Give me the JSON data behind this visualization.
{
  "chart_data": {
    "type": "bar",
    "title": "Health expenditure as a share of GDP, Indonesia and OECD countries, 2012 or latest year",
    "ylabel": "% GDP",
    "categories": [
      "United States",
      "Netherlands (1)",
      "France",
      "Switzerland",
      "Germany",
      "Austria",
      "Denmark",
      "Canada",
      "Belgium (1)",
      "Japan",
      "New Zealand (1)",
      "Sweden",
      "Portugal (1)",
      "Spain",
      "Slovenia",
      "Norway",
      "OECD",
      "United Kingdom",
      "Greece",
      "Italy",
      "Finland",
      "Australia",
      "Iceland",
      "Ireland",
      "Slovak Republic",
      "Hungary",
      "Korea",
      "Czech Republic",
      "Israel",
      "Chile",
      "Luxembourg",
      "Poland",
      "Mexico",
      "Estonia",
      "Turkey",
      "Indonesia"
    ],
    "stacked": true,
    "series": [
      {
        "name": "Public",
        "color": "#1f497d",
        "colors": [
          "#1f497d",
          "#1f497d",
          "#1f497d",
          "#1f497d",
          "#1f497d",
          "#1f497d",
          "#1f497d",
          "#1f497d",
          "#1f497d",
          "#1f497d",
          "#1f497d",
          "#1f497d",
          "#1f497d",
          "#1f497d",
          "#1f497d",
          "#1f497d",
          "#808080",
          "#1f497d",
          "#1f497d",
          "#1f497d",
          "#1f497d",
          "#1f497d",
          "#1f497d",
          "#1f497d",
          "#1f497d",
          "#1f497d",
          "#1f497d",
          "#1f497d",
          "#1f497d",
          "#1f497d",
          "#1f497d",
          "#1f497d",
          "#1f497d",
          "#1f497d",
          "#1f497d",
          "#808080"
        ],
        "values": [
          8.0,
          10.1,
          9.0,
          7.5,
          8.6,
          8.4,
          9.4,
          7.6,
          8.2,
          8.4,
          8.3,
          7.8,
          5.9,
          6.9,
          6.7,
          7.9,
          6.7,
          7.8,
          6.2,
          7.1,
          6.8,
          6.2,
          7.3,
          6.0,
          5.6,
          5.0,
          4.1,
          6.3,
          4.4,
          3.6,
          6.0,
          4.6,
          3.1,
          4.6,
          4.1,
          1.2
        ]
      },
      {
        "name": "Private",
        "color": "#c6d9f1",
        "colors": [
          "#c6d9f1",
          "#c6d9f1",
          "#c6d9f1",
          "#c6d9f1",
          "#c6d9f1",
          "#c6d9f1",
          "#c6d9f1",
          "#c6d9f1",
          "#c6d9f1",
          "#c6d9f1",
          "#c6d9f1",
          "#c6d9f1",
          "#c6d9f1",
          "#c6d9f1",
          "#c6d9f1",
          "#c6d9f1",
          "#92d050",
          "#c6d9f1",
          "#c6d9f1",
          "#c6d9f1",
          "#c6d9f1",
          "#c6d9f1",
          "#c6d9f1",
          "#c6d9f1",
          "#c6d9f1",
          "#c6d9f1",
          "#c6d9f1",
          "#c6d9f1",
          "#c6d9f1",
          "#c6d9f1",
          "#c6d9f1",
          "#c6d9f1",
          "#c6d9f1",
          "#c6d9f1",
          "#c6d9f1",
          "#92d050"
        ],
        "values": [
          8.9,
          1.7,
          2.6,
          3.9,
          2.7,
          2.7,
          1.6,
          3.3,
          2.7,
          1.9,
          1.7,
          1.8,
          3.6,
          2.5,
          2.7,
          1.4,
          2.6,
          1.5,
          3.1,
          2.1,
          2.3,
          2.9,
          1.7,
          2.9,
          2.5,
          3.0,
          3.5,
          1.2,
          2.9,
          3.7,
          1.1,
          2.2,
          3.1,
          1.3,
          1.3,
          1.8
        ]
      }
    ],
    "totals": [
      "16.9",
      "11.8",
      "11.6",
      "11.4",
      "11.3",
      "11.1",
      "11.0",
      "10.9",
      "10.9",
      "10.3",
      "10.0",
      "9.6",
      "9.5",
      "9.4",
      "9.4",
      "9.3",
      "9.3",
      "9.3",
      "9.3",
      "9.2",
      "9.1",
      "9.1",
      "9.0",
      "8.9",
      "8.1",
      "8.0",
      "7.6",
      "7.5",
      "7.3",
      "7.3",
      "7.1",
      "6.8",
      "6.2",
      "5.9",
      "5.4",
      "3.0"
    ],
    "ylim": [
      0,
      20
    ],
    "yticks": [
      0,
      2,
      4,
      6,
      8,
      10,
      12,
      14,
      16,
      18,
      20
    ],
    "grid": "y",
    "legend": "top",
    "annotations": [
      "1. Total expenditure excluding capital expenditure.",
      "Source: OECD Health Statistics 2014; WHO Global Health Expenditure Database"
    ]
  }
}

· · · · · · ·

Repeat the material in full, exactly as it stands.

Give me the JSON data behind this visualization.
{
  "chart_data": {
    "type": "bar",
    "title": "Health expenditure as a share of GDP, Indonesia and OECD countries, 2012 or latest year",
    "ylabel": "% GDP",
    "categories": [
      "United States",
      "Netherlands (1)",
      "France",
      "Switzerland",
      "Germany",
      "Austria",
      "Denmark",
      "Canada",
      "Belgium (1)",
      "Japan",
      "New Zealand (1)",
      "Sweden",
      "Portugal (1)",
      "Spain",
      "Slovenia",
      "Norway",
      "OECD",
      "United Kingdom",
      "Greece",
      "Italy",
      "Finland",
      "Australia",
      "Iceland",
      "Ireland",
      "Slovak Republic",
      "Hungary",
      "Korea",
      "Czech Republic",
      "Israel",
      "Chile",
      "Luxembourg",
      "Poland",
      "Mexico",
      "Estonia",
      "Turkey",
      "Indonesia"
    ],
    "stacked": true,
    "series": [
      {
        "name": "Public",
        "color": "#1f497d",
        "colors": [
          "#1f497d",
          "#1f497d",
          "#1f497d",
          "#1f497d",
          "#1f497d",
          "#1f497d",
          "#1f497d",
          "#1f497d",
          "#1f497d",
          "#1f497d",
          "#1f497d",
          "#1f497d",
          "#1f497d",
          "#1f497d",
          "#1f497d",
          "#1f497d",
          "#808080",
          "#1f497d",
          "#1f497d",
          "#1f497d",
          "#1f497d",
          "#1f497d",
          "#1f497d",
          "#1f497d",
          "#1f497d",
          "#1f497d",
          "#1f497d",
          "#1f497d",
          "#1f497d",
          "#1f497d",
          "#1f497d",
          "#1f497d",
          "#1f497d",
          "#1f497d",
          "#1f497d",
          "#808080"
        ],
        "values": [
          8.0,
          10.1,
          9.0,
          7.5,
          8.6,
          8.4,
          9.4,
          7.6,
          8.2,
          8.4,
          8.3,
          7.8,
          5.9,
          6.9,
          6.7,
          7.9,
          6.7,
          7.8,
          6.2,
          7.1,
          6.8,
          6.2,
          7.3,
          6.0,
          5.6,
          5.0,
          4.1,
          6.3,
          4.4,
          3.6,
          6.0,
          4.6,
          3.1,
          4.6,
          4.1,
          1.2
        ]
      },
      {
        "name": "Private",
        "color": "#c6d9f1",
        "colors": [
          "#c6d9f1",
          "#c6d9f1",
          "#c6d9f1",
          "#c6d9f1",
          "#c6d9f1",
          "#c6d9f1",
          "#c6d9f1",
          "#c6d9f1",
          "#c6d9f1",
          "#c6d9f1",
          "#c6d9f1",
          "#c6d9f1",
          "#c6d9f1",
          "#c6d9f1",
          "#c6d9f1",
          "#c6d9f1",
          "#92d050",
          "#c6d9f1",
          "#c6d9f1",
          "#c6d9f1",
          "#c6d9f1",
          "#c6d9f1",
          "#c6d9f1",
          "#c6d9f1",
          "#c6d9f1",
          "#c6d9f1",
          "#c6d9f1",
          "#c6d9f1",
          "#c6d9f1",
          "#c6d9f1",
          "#c6d9f1",
          "#c6d9f1",
          "#c6d9f1",
          "#c6d9f1",
          "#c6d9f1",
          "#92d050"
        ],
        "values": [
          8.9,
          1.7,
          2.6,
          3.9,
          2.7,
          2.7,
          1.6,
          3.3,
          2.7,
          1.9,
          1.7,
          1.8,
          3.6,
          2.5,
          2.7,
          1.4,
          2.6,
          1.5,
          3.1,
          2.1,
          2.3,
          2.9,
          1.7,
          2.9,
          2.5,
          3.0,
          3.5,
          1.2,
          2.9,
          3.7,
          1.1,
          2.2,
          3.1,
          1.3,
          1.3,
          1.8
        ]
      }
    ],
    "totals": [
      "16.9",
      "11.8",
      "11.6",
      "11.4",
      "11.3",
      "11.1",
      "11.0",
      "10.9",
      "10.9",
      "10.3",
      "10.0",
      "9.6",
      "9.5",
      "9.4",
      "9.4",
      "9.3",
      "9.3",
      "9.3",
      "9.3",
      "9.2",
      "9.1",
      "9.1",
      "9.0",
      "8.9",
      "8.1",
      "8.0",
      "7.6",
      "7.5",
      "7.3",
      "7.3",
      "7.1",
      "6.8",
      "6.2",
      "5.9",
      "5.4",
      "3.0"
    ],
    "ylim": [
      0,
      20
    ],
    "yticks": [
      0,
      2,
      4,
      6,
      8,
      10,
      12,
      14,
      16,
      18,
      20
    ],
    "grid": "y",
    "legend": "top",
    "annotations": [
      "1. Total expenditure excluding capital expenditure.",
      "Source: OECD Health Statistics 2014; WHO Global Health Expenditure Database"
    ]
  }
}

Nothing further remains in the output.